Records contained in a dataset
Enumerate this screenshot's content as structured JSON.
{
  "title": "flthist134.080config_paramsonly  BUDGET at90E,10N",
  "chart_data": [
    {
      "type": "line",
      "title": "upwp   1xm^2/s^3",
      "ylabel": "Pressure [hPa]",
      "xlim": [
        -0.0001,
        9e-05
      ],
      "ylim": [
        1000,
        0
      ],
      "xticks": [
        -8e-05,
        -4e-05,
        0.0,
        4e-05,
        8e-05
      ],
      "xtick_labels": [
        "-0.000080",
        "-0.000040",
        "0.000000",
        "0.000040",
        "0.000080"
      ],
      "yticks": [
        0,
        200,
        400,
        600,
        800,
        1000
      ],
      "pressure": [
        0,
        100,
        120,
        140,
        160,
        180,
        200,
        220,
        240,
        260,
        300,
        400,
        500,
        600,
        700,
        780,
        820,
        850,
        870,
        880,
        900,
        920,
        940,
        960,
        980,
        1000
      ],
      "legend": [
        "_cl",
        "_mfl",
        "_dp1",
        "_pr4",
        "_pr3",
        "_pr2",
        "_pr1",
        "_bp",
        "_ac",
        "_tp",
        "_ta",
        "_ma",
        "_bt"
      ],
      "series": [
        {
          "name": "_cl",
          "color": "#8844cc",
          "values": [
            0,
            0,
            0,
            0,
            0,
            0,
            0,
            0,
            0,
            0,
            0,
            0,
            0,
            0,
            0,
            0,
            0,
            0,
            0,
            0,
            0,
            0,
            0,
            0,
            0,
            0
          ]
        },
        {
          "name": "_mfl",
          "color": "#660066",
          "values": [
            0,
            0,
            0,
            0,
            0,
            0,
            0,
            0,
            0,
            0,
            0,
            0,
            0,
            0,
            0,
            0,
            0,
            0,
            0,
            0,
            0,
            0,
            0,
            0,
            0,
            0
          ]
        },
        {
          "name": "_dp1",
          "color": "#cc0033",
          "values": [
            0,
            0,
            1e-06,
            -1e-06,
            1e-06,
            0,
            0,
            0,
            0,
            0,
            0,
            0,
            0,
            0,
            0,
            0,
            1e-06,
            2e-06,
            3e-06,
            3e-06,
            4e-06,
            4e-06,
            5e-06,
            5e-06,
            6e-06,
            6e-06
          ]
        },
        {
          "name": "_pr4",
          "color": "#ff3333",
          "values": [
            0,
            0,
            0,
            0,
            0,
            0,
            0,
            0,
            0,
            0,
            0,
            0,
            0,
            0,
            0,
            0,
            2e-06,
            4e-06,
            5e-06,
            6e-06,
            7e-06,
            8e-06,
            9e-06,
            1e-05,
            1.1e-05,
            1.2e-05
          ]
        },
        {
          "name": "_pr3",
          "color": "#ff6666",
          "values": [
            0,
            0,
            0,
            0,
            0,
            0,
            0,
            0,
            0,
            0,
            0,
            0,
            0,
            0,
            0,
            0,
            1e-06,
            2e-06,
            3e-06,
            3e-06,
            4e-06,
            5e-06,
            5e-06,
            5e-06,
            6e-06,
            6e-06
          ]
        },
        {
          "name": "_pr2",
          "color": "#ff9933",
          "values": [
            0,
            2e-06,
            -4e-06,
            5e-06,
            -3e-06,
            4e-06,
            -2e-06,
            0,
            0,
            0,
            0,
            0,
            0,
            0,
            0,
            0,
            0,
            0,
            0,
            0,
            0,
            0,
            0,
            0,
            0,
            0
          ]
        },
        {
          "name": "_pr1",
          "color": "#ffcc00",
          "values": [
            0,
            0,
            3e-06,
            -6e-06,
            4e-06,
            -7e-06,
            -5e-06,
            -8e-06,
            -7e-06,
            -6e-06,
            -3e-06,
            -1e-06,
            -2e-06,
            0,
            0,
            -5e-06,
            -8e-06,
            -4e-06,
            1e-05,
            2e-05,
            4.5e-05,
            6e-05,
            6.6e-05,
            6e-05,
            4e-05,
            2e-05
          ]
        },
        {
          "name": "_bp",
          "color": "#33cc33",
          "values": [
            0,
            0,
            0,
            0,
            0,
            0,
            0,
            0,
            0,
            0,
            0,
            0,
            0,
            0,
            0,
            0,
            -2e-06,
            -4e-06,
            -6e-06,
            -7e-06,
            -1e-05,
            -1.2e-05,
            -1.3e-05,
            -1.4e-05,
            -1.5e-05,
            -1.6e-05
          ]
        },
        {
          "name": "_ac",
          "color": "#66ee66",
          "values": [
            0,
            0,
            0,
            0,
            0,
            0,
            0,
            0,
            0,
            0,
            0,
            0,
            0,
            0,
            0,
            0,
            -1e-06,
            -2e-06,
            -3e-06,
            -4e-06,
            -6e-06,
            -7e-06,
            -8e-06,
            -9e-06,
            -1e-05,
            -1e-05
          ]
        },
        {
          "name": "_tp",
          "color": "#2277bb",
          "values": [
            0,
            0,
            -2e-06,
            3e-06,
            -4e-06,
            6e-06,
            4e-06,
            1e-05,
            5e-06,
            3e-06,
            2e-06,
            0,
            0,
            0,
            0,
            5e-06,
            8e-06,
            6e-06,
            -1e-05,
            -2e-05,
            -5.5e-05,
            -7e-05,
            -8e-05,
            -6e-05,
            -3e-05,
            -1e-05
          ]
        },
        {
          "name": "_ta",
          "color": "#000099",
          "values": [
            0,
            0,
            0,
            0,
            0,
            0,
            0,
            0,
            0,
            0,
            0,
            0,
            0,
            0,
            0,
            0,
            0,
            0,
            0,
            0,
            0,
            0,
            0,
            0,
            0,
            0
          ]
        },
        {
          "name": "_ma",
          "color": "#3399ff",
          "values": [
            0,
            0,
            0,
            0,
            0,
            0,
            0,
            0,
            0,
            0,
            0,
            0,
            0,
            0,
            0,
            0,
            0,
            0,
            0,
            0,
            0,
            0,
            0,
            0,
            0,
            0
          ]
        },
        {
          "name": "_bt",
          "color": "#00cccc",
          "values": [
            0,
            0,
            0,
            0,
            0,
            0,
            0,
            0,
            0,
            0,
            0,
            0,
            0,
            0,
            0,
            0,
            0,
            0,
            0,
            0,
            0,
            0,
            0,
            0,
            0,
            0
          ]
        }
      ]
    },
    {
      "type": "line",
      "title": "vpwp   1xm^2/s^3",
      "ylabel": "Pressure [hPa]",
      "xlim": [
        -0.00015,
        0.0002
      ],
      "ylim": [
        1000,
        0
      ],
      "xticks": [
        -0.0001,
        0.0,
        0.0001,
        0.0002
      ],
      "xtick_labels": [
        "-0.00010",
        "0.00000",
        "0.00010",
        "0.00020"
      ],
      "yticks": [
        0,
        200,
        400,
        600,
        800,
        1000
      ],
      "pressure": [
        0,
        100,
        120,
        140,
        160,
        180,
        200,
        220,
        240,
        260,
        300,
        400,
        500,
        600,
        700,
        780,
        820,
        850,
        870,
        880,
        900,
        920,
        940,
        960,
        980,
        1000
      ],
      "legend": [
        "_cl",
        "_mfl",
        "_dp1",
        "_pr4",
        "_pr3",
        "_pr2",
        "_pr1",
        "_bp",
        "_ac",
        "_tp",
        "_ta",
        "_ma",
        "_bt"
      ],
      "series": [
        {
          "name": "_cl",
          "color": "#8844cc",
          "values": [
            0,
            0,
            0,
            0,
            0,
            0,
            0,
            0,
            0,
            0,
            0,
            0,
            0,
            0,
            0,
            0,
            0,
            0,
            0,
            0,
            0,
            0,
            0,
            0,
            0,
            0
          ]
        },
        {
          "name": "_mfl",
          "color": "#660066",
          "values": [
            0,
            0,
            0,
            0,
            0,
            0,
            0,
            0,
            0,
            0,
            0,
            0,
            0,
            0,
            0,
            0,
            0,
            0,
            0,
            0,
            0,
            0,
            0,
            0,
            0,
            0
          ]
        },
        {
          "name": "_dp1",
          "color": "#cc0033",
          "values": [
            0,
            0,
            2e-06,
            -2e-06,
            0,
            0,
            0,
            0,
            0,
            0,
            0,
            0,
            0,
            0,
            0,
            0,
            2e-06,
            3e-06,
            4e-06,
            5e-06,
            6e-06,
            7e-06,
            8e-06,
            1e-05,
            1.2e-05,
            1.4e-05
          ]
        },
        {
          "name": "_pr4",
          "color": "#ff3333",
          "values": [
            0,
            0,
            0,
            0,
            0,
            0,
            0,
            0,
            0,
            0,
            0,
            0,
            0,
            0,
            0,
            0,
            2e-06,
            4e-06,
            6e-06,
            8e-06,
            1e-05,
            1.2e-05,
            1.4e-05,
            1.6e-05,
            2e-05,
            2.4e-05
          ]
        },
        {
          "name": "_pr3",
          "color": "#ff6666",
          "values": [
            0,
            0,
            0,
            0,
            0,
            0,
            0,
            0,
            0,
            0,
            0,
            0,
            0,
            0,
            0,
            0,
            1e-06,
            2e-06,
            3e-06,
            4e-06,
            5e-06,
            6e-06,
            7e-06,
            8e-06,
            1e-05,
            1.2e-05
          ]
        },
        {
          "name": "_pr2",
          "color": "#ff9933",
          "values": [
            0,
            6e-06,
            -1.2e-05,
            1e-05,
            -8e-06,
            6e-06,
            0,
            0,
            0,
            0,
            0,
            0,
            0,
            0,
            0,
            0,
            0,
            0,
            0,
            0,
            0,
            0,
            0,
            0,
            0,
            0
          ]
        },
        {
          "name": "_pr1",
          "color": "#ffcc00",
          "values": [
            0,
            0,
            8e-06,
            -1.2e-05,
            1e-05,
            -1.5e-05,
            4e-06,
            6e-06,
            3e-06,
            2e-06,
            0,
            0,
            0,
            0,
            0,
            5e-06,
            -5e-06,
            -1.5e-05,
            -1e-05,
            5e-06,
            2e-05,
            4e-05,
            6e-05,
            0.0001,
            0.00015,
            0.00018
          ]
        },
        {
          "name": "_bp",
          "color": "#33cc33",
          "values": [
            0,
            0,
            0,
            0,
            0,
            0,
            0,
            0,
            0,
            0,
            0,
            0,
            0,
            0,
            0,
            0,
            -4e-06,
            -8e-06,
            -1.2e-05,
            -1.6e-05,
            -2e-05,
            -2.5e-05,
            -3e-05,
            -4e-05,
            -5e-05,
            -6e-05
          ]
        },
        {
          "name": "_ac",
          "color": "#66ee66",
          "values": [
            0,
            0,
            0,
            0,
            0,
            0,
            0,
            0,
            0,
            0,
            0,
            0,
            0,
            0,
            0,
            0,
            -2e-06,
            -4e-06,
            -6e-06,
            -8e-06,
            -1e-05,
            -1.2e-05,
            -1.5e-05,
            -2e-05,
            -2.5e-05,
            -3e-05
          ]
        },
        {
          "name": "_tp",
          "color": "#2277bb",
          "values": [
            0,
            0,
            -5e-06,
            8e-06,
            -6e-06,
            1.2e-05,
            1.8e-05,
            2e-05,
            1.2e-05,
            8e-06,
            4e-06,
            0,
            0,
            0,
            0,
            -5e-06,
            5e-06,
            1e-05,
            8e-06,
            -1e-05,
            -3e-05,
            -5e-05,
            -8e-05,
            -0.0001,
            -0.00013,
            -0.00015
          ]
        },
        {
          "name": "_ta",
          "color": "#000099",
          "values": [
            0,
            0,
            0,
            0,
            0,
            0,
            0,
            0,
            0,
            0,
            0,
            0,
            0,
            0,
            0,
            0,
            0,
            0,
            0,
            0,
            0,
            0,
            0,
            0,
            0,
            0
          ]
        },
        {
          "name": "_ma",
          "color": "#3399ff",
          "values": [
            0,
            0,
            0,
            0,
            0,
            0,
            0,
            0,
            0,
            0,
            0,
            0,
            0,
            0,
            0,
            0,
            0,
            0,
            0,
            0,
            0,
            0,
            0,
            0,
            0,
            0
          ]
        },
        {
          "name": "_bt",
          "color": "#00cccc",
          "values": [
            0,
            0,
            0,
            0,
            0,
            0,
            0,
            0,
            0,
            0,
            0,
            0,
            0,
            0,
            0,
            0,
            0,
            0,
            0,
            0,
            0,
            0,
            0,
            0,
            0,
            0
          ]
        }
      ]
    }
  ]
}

To do
Copy every line above in which the string "title" shows up.

Answer below
  "title": "flthist134.080config_paramsonly  BUDGET at90E,10N",
      "title": "upwp   1xm^2/s^3",
      "title": "vpwp   1xm^2/s^3",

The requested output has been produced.